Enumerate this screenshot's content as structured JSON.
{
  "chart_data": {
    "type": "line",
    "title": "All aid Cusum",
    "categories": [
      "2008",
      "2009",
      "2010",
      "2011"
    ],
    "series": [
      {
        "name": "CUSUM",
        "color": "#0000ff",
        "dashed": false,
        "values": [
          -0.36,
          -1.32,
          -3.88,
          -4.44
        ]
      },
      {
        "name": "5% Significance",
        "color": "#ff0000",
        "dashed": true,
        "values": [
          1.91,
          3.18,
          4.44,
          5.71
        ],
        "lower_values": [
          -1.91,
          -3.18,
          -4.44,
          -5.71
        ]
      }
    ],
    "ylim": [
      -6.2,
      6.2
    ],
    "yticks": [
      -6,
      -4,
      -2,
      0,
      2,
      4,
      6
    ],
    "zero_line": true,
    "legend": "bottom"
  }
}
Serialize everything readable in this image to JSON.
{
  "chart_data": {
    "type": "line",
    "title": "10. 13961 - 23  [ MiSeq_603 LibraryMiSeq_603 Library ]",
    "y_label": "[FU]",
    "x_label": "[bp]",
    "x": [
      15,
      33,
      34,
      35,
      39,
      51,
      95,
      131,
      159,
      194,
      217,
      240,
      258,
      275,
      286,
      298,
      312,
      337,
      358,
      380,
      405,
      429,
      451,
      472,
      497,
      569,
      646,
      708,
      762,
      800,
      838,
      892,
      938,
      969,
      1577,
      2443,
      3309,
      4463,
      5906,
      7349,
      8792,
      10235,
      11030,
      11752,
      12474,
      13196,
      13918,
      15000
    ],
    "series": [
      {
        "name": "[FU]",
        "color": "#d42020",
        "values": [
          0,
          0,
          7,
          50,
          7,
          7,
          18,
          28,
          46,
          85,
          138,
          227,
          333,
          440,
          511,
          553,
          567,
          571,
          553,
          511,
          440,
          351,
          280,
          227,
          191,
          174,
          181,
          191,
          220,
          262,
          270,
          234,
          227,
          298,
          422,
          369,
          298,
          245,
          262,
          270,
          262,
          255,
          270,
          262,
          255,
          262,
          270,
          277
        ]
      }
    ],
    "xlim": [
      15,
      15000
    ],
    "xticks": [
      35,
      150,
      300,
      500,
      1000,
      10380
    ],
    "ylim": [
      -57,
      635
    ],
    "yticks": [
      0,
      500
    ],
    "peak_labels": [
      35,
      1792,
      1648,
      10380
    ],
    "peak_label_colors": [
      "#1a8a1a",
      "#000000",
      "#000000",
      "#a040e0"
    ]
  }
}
──────────────────────────────
From the material above, copy each line that includes the word "title".

    "title": "All aid Cusum",
    "title": "10. 13961 - 23  [ MiSeq_603 LibraryMiSeq_603 Library ]",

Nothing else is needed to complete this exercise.